------ MATERIAL FOR THE TASK ------
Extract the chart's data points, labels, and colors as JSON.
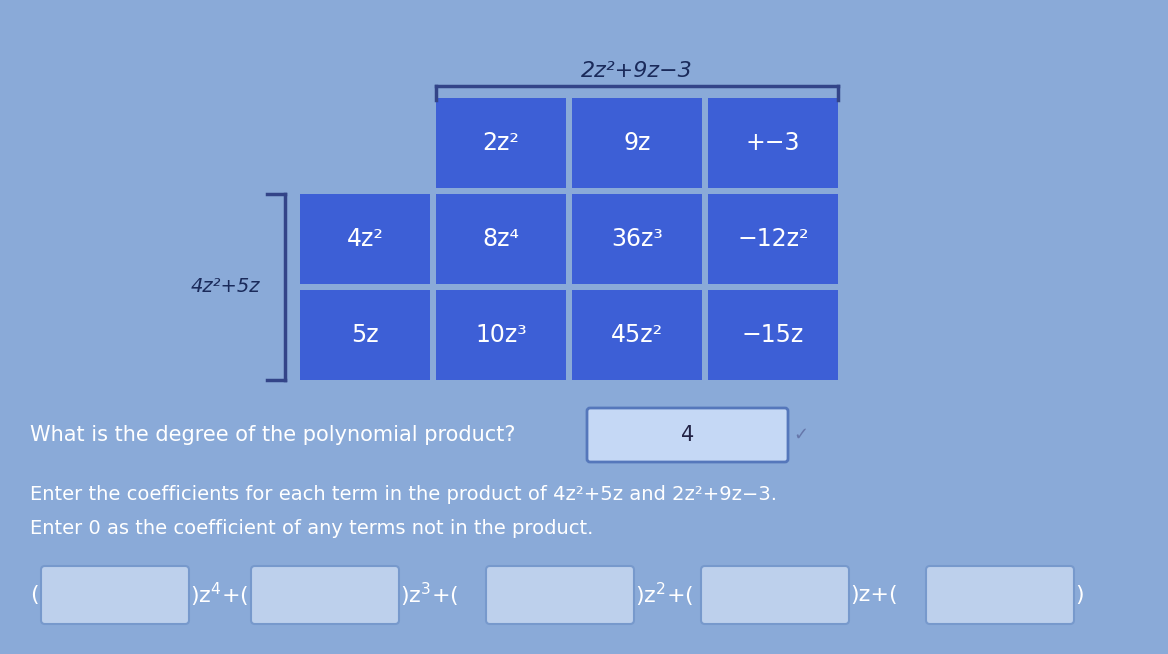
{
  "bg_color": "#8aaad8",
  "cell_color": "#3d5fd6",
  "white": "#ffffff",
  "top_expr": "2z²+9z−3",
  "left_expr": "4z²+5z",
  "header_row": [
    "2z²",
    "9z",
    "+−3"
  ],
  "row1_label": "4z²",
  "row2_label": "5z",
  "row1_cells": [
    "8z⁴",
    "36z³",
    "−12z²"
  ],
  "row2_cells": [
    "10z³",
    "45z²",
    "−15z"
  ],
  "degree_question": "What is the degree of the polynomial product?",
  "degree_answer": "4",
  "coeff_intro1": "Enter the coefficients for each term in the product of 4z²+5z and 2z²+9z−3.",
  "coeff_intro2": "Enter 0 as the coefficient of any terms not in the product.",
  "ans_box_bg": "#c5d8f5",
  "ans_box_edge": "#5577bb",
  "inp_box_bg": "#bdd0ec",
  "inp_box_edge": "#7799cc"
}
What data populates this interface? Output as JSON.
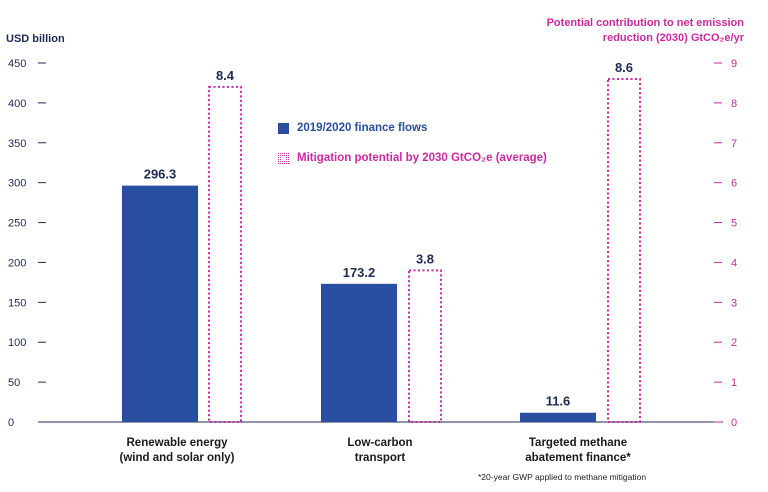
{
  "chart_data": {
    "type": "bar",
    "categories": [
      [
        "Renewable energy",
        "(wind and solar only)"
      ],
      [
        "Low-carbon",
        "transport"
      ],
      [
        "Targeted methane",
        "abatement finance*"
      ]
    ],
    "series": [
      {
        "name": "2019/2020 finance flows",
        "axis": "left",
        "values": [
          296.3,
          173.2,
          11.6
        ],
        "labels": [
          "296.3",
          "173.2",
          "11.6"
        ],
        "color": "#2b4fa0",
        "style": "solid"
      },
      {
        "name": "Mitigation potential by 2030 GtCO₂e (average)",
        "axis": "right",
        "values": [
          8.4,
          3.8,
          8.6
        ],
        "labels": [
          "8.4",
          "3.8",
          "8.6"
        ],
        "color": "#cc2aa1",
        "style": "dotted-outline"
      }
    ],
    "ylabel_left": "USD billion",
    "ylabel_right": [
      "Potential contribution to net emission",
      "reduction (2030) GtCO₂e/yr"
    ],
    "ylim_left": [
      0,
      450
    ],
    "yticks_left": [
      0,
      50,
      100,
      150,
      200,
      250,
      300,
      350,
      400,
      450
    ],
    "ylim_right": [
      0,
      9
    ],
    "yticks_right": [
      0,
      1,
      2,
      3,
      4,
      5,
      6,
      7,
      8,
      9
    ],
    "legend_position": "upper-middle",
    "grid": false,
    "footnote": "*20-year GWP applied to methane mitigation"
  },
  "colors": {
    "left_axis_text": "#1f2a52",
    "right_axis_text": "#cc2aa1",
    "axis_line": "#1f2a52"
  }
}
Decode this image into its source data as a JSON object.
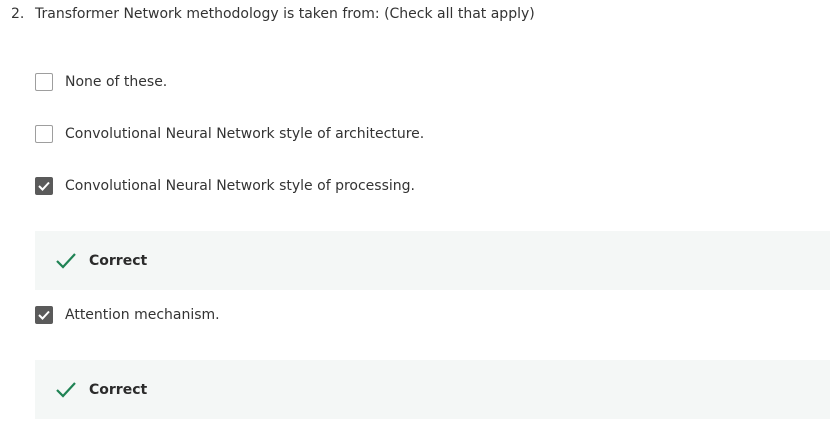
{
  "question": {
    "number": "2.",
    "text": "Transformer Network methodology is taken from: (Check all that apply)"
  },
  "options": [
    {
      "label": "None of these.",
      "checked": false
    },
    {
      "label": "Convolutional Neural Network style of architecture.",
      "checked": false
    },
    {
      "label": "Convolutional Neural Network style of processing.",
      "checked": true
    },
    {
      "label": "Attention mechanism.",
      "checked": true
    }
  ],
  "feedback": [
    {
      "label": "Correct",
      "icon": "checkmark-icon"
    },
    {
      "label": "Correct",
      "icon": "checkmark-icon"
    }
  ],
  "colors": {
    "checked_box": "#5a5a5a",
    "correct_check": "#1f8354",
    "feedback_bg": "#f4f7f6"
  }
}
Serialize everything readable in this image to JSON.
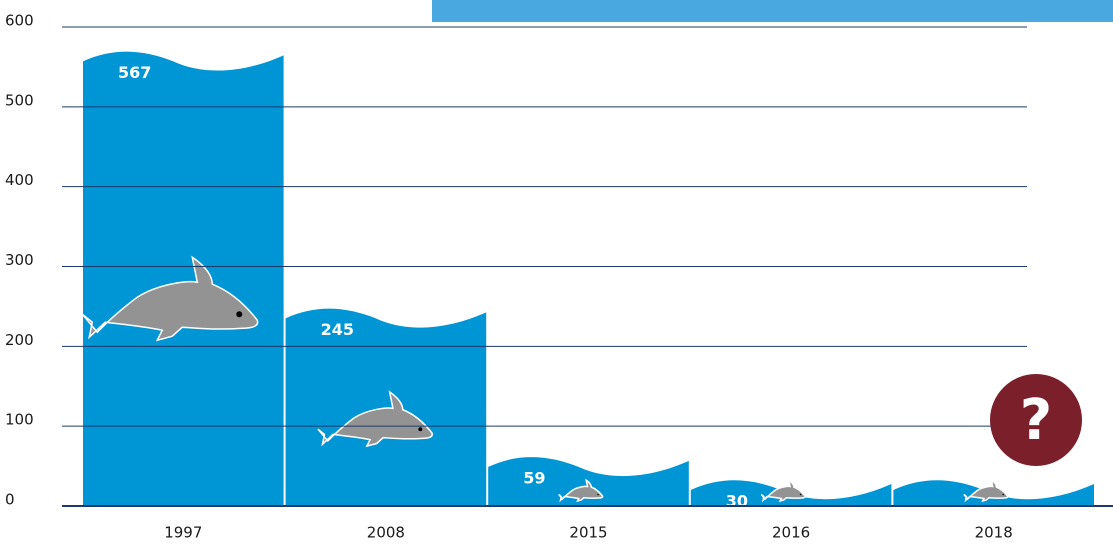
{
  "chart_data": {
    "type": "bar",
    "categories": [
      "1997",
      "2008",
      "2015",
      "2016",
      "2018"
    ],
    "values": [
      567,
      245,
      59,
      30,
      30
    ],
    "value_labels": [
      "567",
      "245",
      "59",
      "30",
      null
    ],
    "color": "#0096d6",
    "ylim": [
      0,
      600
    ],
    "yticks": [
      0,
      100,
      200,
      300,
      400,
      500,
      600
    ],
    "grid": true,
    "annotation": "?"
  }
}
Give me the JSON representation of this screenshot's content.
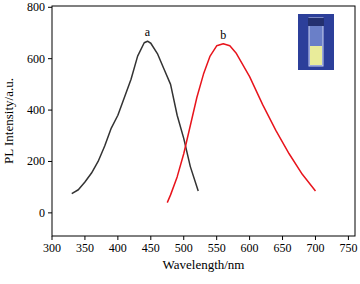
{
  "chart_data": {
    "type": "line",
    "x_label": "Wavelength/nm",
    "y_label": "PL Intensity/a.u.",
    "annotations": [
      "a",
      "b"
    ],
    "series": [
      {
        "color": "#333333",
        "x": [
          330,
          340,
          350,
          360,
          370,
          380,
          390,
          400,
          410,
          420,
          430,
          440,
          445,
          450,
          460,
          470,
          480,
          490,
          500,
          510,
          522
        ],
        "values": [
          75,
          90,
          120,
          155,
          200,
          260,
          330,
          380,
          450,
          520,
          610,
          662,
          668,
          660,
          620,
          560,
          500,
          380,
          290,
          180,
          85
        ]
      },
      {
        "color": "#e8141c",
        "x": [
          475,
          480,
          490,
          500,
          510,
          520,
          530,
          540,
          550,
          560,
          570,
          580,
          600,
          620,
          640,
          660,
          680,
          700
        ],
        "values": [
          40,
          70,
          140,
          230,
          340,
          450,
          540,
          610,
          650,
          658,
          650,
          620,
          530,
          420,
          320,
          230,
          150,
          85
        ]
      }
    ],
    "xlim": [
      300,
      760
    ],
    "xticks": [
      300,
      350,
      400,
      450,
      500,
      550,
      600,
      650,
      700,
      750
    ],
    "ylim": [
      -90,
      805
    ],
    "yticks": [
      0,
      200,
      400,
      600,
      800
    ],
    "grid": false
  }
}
------
Quote the material in full and exactly; do not carry over its pictures.

Extract the chart's data points, labels, and colors as JSON.
{
  "bg_color": "#8aaad8",
  "cell_color": "#3d5fd6",
  "white": "#ffffff",
  "top_expr": "2z²+9z−3",
  "left_expr": "4z²+5z",
  "header_row": [
    "2z²",
    "9z",
    "+−3"
  ],
  "row1_label": "4z²",
  "row2_label": "5z",
  "row1_cells": [
    "8z⁴",
    "36z³",
    "−12z²"
  ],
  "row2_cells": [
    "10z³",
    "45z²",
    "−15z"
  ],
  "degree_question": "What is the degree of the polynomial product?",
  "degree_answer": "4",
  "coeff_intro1": "Enter the coefficients for each term in the product of 4z²+5z and 2z²+9z−3.",
  "coeff_intro2": "Enter 0 as the coefficient of any terms not in the product.",
  "ans_box_bg": "#c5d8f5",
  "ans_box_edge": "#5577bb",
  "inp_box_bg": "#bdd0ec",
  "inp_box_edge": "#7799cc"
}
What data populates this interface? Output as JSON.
{
  "chart_data": {
    "type": "bar",
    "categories": [
      [
        "Renewable energy",
        "(wind and solar only)"
      ],
      [
        "Low-carbon",
        "transport"
      ],
      [
        "Targeted methane",
        "abatement finance*"
      ]
    ],
    "series": [
      {
        "name": "2019/2020 finance flows",
        "axis": "left",
        "values": [
          296.3,
          173.2,
          11.6
        ],
        "labels": [
          "296.3",
          "173.2",
          "11.6"
        ],
        "color": "#2b4fa0",
        "style": "solid"
      },
      {
        "name": "Mitigation potential by 2030 GtCO₂e (average)",
        "axis": "right",
        "values": [
          8.4,
          3.8,
          8.6
        ],
        "labels": [
          "8.4",
          "3.8",
          "8.6"
        ],
        "color": "#cc2aa1",
        "style": "dotted-outline"
      }
    ],
    "ylabel_left": "USD billion",
    "ylabel_right": [
      "Potential contribution to net emission",
      "reduction (2030) GtCO₂e/yr"
    ],
    "ylim_left": [
      0,
      450
    ],
    "yticks_left": [
      0,
      50,
      100,
      150,
      200,
      250,
      300,
      350,
      400,
      450
    ],
    "ylim_right": [
      0,
      9
    ],
    "yticks_right": [
      0,
      1,
      2,
      3,
      4,
      5,
      6,
      7,
      8,
      9
    ],
    "legend_position": "upper-middle",
    "grid": false,
    "footnote": "*20-year GWP applied to methane mitigation"
  },
  "colors": {
    "left_axis_text": "#1f2a52",
    "right_axis_text": "#cc2aa1",
    "axis_line": "#1f2a52"
  }
}
Decode this image into its source data as a JSON object.
{
  "question": {
    "number": "2.",
    "text": "Transformer Network methodology is taken from: (Check all that apply)"
  },
  "options": [
    {
      "label": "None of these.",
      "checked": false
    },
    {
      "label": "Convolutional Neural Network style of architecture.",
      "checked": false
    },
    {
      "label": "Convolutional Neural Network style of processing.",
      "checked": true
    },
    {
      "label": "Attention mechanism.",
      "checked": true
    }
  ],
  "feedback": [
    {
      "label": "Correct",
      "icon": "checkmark-icon"
    },
    {
      "label": "Correct",
      "icon": "checkmark-icon"
    }
  ],
  "colors": {
    "checked_box": "#5a5a5a",
    "correct_check": "#1f8354",
    "feedback_bg": "#f4f7f6"
  }
}
Serialize everything readable in this image to JSON.
{
  "chart_data": {
    "type": "bar",
    "categories": [
      "1997",
      "2008",
      "2015",
      "2016",
      "2018"
    ],
    "values": [
      567,
      245,
      59,
      30,
      30
    ],
    "value_labels": [
      "567",
      "245",
      "59",
      "30",
      null
    ],
    "color": "#0096d6",
    "ylim": [
      0,
      600
    ],
    "yticks": [
      0,
      100,
      200,
      300,
      400,
      500,
      600
    ],
    "grid": true,
    "annotation": "?"
  }
}
Give me the JSON representation of this screenshot's content.
{
  "chart_data": {
    "type": "line",
    "x_label": "Wavelength/nm",
    "y_label": "PL Intensity/a.u.",
    "annotations": [
      "a",
      "b"
    ],
    "series": [
      {
        "color": "#333333",
        "x": [
          330,
          340,
          350,
          360,
          370,
          380,
          390,
          400,
          410,
          420,
          430,
          440,
          445,
          450,
          460,
          470,
          480,
          490,
          500,
          510,
          522
        ],
        "values": [
          75,
          90,
          120,
          155,
          200,
          260,
          330,
          380,
          450,
          520,
          610,
          662,
          668,
          660,
          620,
          560,
          500,
          380,
          290,
          180,
          85
        ]
      },
      {
        "color": "#e8141c",
        "x": [
          475,
          480,
          490,
          500,
          510,
          520,
          530,
          540,
          550,
          560,
          570,
          580,
          600,
          620,
          640,
          660,
          680,
          700
        ],
        "values": [
          40,
          70,
          140,
          230,
          340,
          450,
          540,
          610,
          650,
          658,
          650,
          620,
          530,
          420,
          320,
          230,
          150,
          85
        ]
      }
    ],
    "xlim": [
      300,
      760
    ],
    "xticks": [
      300,
      350,
      400,
      450,
      500,
      550,
      600,
      650,
      700,
      750
    ],
    "ylim": [
      -90,
      805
    ],
    "yticks": [
      0,
      200,
      400,
      600,
      800
    ],
    "grid": false
  }
}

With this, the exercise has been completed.